### RECORDS
────────────────

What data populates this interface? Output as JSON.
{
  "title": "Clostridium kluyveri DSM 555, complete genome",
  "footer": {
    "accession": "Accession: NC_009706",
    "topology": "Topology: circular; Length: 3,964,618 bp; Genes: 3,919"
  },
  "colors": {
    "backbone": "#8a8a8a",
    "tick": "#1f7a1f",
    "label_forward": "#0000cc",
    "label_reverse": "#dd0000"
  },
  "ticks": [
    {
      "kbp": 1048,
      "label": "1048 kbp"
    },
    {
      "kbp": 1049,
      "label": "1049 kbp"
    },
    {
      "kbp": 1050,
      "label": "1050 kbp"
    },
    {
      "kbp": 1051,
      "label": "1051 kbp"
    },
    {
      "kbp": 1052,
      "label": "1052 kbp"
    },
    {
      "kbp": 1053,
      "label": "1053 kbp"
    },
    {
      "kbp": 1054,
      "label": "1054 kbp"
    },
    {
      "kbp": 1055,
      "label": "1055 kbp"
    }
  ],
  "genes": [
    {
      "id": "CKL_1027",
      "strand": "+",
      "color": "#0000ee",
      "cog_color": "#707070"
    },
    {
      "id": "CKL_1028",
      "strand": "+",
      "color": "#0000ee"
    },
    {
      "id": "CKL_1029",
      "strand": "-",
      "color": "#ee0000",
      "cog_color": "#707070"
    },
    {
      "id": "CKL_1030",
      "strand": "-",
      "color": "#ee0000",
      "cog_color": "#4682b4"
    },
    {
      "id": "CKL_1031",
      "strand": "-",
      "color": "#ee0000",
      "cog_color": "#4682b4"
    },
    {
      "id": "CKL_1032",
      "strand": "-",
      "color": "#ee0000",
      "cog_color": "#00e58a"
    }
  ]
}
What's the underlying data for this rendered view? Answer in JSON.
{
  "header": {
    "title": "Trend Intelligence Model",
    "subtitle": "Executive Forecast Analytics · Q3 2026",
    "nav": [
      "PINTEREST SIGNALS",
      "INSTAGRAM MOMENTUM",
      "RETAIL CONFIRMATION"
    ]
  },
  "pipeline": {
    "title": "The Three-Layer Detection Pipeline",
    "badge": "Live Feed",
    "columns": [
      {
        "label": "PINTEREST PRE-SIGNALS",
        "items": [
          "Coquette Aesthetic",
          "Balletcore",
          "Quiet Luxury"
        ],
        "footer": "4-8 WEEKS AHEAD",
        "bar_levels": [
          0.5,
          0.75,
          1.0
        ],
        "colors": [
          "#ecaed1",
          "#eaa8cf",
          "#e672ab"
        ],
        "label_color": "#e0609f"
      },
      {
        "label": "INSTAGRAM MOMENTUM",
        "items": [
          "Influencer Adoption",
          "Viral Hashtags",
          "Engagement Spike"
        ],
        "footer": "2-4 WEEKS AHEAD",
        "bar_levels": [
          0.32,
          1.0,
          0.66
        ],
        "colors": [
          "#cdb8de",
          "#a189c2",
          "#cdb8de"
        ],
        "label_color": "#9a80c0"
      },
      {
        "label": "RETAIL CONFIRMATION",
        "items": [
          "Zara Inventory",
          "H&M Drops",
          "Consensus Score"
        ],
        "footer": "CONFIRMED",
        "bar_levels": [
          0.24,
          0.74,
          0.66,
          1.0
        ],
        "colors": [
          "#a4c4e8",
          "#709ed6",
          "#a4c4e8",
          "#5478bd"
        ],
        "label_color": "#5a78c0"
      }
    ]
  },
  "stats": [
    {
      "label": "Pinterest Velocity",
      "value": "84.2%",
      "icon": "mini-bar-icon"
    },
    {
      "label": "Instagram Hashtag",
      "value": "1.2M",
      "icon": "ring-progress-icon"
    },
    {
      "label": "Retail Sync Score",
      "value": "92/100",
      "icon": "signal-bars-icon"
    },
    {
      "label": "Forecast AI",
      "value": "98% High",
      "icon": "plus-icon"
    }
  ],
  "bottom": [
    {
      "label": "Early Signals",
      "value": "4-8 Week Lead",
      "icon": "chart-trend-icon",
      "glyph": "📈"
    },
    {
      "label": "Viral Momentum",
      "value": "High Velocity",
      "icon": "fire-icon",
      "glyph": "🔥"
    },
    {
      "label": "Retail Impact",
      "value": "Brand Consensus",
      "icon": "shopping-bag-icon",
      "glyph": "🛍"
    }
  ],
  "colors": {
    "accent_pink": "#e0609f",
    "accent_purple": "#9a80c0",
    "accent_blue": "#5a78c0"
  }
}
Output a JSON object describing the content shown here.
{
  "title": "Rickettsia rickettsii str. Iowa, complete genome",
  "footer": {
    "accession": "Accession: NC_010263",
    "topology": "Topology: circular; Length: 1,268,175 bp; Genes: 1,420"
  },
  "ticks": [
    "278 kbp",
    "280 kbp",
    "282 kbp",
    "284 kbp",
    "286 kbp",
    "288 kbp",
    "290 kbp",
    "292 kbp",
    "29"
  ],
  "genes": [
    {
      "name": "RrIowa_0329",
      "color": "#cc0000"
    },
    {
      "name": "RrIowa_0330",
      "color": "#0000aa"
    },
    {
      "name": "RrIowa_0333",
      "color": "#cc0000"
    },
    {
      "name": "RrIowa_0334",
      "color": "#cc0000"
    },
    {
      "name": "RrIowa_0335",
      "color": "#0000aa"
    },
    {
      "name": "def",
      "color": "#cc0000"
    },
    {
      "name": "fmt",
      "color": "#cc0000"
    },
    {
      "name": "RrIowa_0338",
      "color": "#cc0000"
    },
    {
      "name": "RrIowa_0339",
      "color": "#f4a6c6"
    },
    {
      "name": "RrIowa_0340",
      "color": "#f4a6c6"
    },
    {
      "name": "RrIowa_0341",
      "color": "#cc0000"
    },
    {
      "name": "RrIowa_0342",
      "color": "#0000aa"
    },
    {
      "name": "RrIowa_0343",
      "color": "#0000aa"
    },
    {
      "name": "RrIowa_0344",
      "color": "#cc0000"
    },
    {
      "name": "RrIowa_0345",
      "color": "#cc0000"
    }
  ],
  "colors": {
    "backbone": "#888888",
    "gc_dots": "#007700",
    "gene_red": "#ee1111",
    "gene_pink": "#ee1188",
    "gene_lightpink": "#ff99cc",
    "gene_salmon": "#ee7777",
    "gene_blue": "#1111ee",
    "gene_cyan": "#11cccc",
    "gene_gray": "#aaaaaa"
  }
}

────────────────

### EXERCISE AIM
Go through the material above and count the lines that include "JSON". Give the number alone.

### WRITTEN REPLY
3